* _REQUEST_: Copy each line of the entries beneath that contains the word "JSON".

* _DATA EXCERPTS_:
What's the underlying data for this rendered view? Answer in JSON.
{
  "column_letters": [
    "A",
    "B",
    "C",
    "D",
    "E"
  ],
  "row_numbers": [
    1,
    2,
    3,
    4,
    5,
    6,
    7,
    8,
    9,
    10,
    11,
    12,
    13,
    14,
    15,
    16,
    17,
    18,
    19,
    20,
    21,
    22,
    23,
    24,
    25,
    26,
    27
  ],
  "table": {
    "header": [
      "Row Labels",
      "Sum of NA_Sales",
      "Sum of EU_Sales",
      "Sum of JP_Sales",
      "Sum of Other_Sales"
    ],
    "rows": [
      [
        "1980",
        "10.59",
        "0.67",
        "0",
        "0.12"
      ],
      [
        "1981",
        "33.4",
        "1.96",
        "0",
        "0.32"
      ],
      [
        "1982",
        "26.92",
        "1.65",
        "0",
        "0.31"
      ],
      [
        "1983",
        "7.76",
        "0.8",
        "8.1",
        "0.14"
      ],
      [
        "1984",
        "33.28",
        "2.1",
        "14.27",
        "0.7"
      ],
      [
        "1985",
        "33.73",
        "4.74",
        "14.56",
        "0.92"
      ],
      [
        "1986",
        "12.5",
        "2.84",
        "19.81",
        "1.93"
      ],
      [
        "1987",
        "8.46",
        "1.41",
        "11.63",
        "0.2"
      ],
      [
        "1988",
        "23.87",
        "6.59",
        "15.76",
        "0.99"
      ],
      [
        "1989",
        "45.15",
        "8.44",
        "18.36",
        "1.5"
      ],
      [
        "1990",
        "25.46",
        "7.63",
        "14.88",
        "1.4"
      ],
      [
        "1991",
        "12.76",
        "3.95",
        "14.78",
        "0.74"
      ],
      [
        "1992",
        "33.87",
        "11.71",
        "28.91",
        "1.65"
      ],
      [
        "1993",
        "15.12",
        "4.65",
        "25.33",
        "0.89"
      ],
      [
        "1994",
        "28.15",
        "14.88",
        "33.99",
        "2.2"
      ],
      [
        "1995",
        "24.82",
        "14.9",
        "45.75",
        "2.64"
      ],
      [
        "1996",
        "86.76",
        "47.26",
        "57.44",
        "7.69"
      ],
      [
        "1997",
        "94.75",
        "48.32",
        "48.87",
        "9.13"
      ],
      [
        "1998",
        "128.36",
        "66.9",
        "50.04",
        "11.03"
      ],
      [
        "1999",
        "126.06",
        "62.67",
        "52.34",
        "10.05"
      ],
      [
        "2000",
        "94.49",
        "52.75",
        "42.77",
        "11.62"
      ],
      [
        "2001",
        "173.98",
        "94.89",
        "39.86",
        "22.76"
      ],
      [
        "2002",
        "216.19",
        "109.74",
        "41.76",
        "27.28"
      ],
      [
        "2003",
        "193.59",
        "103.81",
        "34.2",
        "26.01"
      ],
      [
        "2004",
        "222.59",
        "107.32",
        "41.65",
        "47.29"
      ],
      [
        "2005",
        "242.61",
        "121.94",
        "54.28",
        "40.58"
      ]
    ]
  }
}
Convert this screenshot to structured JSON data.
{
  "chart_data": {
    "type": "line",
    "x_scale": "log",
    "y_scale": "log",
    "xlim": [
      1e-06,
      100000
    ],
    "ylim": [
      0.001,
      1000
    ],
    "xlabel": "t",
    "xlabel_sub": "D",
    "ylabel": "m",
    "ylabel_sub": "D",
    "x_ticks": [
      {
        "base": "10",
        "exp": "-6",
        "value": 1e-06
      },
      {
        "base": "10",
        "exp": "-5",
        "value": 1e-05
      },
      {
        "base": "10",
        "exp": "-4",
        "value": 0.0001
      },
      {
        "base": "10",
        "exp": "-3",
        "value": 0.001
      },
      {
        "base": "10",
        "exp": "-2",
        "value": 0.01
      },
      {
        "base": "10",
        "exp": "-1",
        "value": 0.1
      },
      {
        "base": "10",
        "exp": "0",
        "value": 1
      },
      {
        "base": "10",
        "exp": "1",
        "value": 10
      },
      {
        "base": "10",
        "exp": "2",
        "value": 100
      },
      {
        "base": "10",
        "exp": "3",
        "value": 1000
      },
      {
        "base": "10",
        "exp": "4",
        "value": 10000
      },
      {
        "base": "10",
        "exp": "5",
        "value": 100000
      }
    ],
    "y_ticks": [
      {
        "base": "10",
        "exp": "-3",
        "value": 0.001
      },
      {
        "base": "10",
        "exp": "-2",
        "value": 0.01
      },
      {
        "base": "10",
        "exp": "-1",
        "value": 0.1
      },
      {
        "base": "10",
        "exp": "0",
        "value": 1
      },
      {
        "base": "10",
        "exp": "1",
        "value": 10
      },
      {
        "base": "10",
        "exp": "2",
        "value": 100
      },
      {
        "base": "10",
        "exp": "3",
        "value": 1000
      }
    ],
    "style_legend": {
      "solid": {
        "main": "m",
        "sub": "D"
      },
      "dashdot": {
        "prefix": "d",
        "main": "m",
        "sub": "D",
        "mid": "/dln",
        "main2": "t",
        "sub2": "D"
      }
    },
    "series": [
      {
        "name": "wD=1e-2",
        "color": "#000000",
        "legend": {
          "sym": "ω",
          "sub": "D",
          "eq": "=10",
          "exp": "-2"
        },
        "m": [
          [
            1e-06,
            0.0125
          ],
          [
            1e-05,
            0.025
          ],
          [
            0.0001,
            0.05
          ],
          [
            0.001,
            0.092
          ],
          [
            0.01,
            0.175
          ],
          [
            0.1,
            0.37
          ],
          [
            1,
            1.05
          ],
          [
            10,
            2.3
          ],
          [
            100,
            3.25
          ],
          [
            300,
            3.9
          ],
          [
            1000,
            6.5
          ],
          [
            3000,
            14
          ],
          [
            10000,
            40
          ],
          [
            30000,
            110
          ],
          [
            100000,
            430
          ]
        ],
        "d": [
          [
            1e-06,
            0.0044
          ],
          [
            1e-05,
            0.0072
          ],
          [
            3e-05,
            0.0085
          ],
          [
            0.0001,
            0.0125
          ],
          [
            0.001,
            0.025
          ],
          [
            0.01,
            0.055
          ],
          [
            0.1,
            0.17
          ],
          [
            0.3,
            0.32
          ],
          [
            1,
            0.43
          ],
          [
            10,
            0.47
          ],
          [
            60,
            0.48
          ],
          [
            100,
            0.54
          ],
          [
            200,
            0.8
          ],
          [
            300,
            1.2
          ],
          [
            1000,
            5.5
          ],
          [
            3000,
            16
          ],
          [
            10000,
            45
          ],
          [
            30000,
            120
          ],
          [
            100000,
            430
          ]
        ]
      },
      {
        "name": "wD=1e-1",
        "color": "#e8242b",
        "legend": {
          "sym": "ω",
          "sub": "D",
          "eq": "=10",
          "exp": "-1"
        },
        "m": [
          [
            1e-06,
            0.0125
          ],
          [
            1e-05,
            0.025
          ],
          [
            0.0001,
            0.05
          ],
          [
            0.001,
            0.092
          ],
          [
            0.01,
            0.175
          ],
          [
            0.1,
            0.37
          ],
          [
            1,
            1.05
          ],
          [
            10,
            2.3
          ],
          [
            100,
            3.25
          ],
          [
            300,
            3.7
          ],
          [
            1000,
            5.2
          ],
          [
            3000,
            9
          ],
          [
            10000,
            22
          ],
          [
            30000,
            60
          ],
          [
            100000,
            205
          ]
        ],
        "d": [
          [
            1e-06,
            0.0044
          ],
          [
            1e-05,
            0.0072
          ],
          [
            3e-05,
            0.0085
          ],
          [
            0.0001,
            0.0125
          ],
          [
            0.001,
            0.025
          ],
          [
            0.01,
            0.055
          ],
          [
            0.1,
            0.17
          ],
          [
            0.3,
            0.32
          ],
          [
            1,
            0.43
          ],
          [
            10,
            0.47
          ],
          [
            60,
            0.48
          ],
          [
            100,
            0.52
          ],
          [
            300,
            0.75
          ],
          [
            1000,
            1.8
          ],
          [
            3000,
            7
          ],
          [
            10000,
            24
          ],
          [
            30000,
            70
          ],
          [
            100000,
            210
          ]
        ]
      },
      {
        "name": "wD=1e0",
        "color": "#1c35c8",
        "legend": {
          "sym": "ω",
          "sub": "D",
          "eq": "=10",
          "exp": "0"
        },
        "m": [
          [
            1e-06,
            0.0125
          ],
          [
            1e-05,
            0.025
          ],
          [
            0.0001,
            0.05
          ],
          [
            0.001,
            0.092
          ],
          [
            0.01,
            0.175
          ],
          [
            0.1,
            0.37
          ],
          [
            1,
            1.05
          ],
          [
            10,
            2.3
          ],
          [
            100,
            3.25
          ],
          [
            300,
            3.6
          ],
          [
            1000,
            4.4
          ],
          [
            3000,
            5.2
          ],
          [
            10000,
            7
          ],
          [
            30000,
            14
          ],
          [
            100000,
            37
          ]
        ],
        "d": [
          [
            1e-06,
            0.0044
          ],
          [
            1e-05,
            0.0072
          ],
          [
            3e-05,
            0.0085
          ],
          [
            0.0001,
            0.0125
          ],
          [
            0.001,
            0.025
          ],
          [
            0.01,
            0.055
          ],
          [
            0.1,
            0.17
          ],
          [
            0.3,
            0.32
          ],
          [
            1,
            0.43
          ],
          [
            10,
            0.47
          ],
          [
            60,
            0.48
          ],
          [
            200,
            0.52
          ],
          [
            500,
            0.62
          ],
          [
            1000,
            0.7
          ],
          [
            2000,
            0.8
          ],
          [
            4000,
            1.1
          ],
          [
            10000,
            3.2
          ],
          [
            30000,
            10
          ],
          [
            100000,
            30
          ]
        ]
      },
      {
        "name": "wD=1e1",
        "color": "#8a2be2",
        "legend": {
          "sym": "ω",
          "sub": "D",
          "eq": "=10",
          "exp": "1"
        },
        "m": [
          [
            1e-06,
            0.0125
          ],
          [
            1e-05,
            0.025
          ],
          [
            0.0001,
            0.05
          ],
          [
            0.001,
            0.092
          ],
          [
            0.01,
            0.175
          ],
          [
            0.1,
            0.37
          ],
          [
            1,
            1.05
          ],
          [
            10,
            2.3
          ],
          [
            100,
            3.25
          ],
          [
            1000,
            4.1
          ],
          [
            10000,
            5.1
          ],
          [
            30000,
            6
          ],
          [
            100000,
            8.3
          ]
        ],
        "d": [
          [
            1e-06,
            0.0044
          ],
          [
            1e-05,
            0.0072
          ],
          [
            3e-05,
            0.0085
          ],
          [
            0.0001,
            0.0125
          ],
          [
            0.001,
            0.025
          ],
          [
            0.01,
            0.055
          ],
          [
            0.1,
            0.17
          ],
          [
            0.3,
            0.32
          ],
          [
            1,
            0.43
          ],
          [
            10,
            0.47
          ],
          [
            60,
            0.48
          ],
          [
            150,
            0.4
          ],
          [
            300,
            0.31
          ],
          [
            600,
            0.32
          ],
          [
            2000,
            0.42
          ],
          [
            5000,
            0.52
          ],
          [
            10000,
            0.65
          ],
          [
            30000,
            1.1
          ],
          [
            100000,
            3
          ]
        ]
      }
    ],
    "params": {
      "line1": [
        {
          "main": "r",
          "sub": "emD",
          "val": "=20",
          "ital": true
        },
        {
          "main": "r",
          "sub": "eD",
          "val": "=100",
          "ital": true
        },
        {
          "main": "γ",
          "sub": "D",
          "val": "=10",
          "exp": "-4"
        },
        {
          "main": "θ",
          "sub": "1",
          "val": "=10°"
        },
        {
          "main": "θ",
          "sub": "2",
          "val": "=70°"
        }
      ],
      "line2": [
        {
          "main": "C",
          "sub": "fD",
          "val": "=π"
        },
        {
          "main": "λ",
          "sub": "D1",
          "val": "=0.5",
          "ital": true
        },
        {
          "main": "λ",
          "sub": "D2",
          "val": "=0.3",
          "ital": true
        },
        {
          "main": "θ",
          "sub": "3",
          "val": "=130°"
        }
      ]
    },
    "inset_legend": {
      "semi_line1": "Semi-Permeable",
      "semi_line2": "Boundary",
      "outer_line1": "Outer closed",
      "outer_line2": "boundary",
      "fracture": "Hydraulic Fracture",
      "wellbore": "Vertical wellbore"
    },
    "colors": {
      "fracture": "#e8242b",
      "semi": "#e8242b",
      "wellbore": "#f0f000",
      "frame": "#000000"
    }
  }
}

* _EXERCISE RESPONSE_:
What's the underlying data for this rendered view? Answer in JSON.
Convert this screenshot to structured JSON data.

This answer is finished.